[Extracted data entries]

+---+

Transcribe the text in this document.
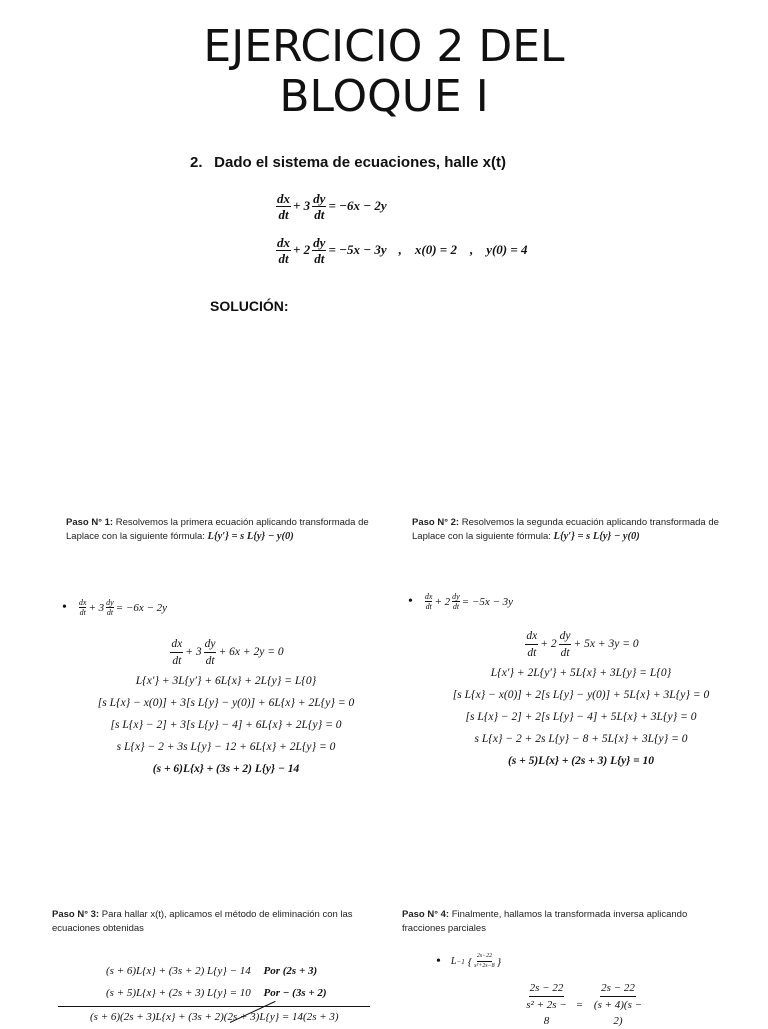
EJERCICIO 2 DEL
BLOQUE I
2. Dado el sistema de ecuaciones, halle x(t)
$\frac{dx}{dt} + 3 \frac{dy}{dt} = -6x - 2y$
$\frac{dx}{dt} + 2 \frac{dy}{dt} = -5x - 3y$ ,    x(0) = 2    ,    y(0) = 4
SOLUCIÓN:
Paso N° 1: Resolvemos la primera ecuación aplicando transformada de Laplace con la siguiente fórmula: L{y′} = s L{y} − y(0)
• dx
dt + $3 \frac{dy}{dt} = -6x - 2y$
dx
dt
+ 3
dy
dt
+ 6x + 2y = 0
L{x′} + 3L{y′} + 6L{x} + 2L{y} = L{0}
[s L{x} − x(0)] + 3[s L{y} − y(0)] + 6L{x} + 2L{y} = 0
[s L{x} − 2] + 3[s L{y} − 4] + 6L{x} + 2L{y} = 0
s L{x} − 2 + 3s L{y} − 12 + 6L{x} + 2L{y} = 0
(s + 6)L{x} + (3s + 2) L{y} − 14
Paso N° 2: Resolvemos la segunda ecuación aplicando transformada de Laplace con la siguiente fórmula: L{y′} = s L{y} − y(0)
• dx
dt + $2 \frac{dy}{dt} = -5x - 3y$
dx
dt
+ 2
dy
dt
+ 5x + 3y = 0
L{x′} + 2L{y′} + 5L{x} + 3L{y} = L{0}
[s L{x} − x(0)] + 2[s L{y} − y(0)] + 5L{x} + 3L{y} = 0
[s L{x} − 2] + 2[s L{y} − 4] + 5L{x} + 3L{y} = 0
s L{x} − 2 + 2s L{y} − 8 + 5L{x} + 3L{y} = 0
(s + 5)L{x} + (2s + 3) L{y} = 10
Paso N° 3: Para hallar x(t), aplicamos el método de eliminación con las ecuaciones obtenidas
(s + 6)L{x} + (3s + 2) L{y} − 14 Por (2s + 3)
(s + 5)L{x} + (2s + 3) L{y} = 10 Por − (3s + 2)
(s + 6)(2s + 3)L{x} + (3s + 2)(2s + 3)L{y} = 14(2s + 3)
Paso N° 4: Finalmente, hallamos la transformada inversa aplicando fracciones parciales
• L −1 { $\frac{2s-22}{\text{s²+2s−8}}$ }
$\frac{2s - 22}{\text{s² + 2s − 8}} = \frac{2s - 22}{(s + 4)(s - 2)}$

+---+

## [WHAT THE EXERCISE ASKS]
Output a faithful copy of the data, with each picture left out.

## [CORRECT OUTPUT]
Transcribe the text in this document.
EJERCICIO 2 DEL
BLOQUE I
2. Dado el sistema de ecuaciones, halle x(t)
$\frac{dx}{dt} + 3 \frac{dy}{dt} = -6x - 2y$
$\frac{dx}{dt} + 2 \frac{dy}{dt} = -5x - 3y$ ,    x(0) = 2    ,    y(0) = 4
SOLUCIÓN:
Paso N° 1: Resolvemos la primera ecuación aplicando transformada de Laplace con la siguiente fórmula: L{y′} = s L{y} − y(0)
• dx
dt + $3 \frac{dy}{dt} = -6x - 2y$
dx
dt
+ 3
dy
dt
+ 6x + 2y = 0
L{x′} + 3L{y′} + 6L{x} + 2L{y} = L{0}
[s L{x} − x(0)] + 3[s L{y} − y(0)] + 6L{x} + 2L{y} = 0
[s L{x} − 2] + 3[s L{y} − 4] + 6L{x} + 2L{y} = 0
s L{x} − 2 + 3s L{y} − 12 + 6L{x} + 2L{y} = 0
(s + 6)L{x} + (3s + 2) L{y} − 14
Paso N° 2: Resolvemos la segunda ecuación aplicando transformada de Laplace con la siguiente fórmula: L{y′} = s L{y} − y(0)
• dx
dt + $2 \frac{dy}{dt} = -5x - 3y$
dx
dt
+ 2
dy
dt
+ 5x + 3y = 0
L{x′} + 2L{y′} + 5L{x} + 3L{y} = L{0}
[s L{x} − x(0)] + 2[s L{y} − y(0)] + 5L{x} + 3L{y} = 0
[s L{x} − 2] + 2[s L{y} − 4] + 5L{x} + 3L{y} = 0
s L{x} − 2 + 2s L{y} − 8 + 5L{x} + 3L{y} = 0
(s + 5)L{x} + (2s + 3) L{y} = 10
Paso N° 3: Para hallar x(t), aplicamos el método de eliminación con las ecuaciones obtenidas
(s + 6)L{x} + (3s + 2) L{y} − 14 Por (2s + 3)
(s + 5)L{x} + (2s + 3) L{y} = 10 Por − (3s + 2)
(s + 6)(2s + 3)L{x} + (3s + 2)(2s + 3)L{y} = 14(2s + 3)
Paso N° 4: Finalmente, hallamos la transformada inversa aplicando fracciones parciales
• L −1 { $\frac{2s-22}{\text{s²+2s−8}}$ }
$\frac{2s - 22}{\text{s² + 2s − 8}} = \frac{2s - 22}{(s + 4)(s - 2)}$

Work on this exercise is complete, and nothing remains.